Не спасли

Фото предоставлено театром
Фото предоставлено театром

Землянка, обитая фанерой, в потолке широкая щель, заваленная маскировочными деревьями, – из подземелья в небо путь прямой. Сбоку лежанка – человек на ней закутался в бушлаты и плащ-палатки в тщетной надежде хоть немного выспаться. Из фотографий-кинокадров, емкости с водой и камеры второй человек, устроившийся за простым столом, собирает паззлы памяти – а в них и мама молодая (бежит под ливнем в укрытие), и отец живой, и сестренка-забияка шлепает босыми пятками по мокрому песку, и блики на воде. Сбоку от сцены – пианино, охваченное огнем, и пианист Борис Пивоваров за ним: виртуальный огонь уютно потрескивает, “обгладывая” свое деревянное лакомство, отдавая людям физическое тепло и убивая душу. Человек играет, вырывая у гибнущего инструмента последние звуки. Такое пространство памяти сочинил в спектакле “Иваново детство” в Казанском ТЮЗе режиссер Антон Федоров, постановщик “Петровых в гриппе” в Гоголь-центре, “Ревизора” в Театре “Около дома Станиславского”, “Королевства кривых” в Альметьевске и других знаковых спектаклей.

★ ★ ★ ★ ★ ★ ★

Задание и требования: Продолжите текст о спектакле «Иваново детство» в Казанском ТЮЗе с того места, где он заканчивается. Данные, которые идут дальше, взяты из другого источника.

Исходные данные:

★ ★ ★ ★ ★ ★ ★

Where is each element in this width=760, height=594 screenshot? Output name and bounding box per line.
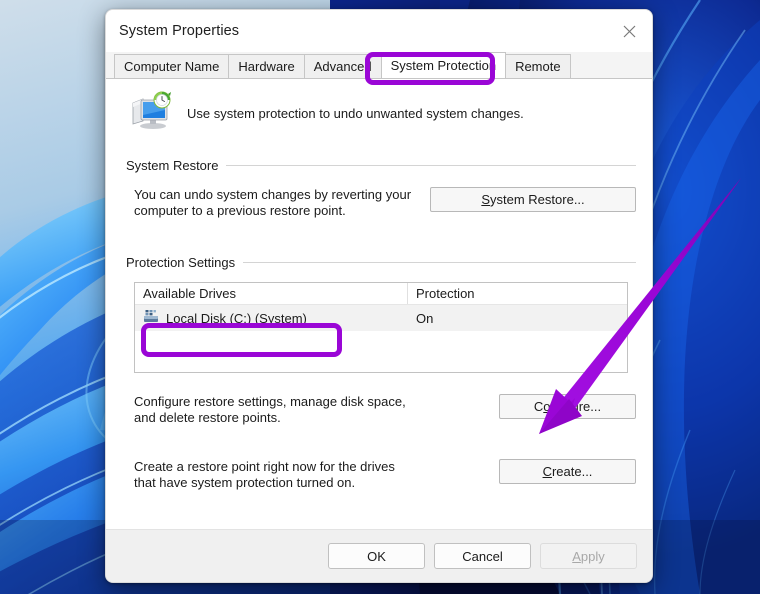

★ ★ ★ ★ ★ ★ ★

Результат:
В реплике перед началом он просит не просто отключить телефоны, но соблюдать полнейшую тишину, не убивать шумом спектакль, который иначе не выживет. Это режиссерское “не убий” оказывается действенным – зрители замирают и вскоре убеждаются, что тишина здесь – главное действующее лицо (практически как смех в “Ревизоре”). Та тишина, которую называют оглушительной. Тишина боли, памяти, угрызений совести (в том, что не попрощался, не отдал мальчишке нож, который тот просил, что выжил, когда другой погиб). Тишина, которая невыносимее любой канонады, потому что оставляет человека наедине с собой.

Конечно же, здесь немало текста (из киносценариев “Иваново детство” и “Зеркало”), но разговаривают герои так, будто уже растратили все силы и эмоции – осталось только на самое необходимое, емкое, точное, соседствующее со смертью, не совместимое с пафосом: “Жаль Катасоныча… – Тебе-то что, а мне он жизнь спас. – А мне патефон починил”.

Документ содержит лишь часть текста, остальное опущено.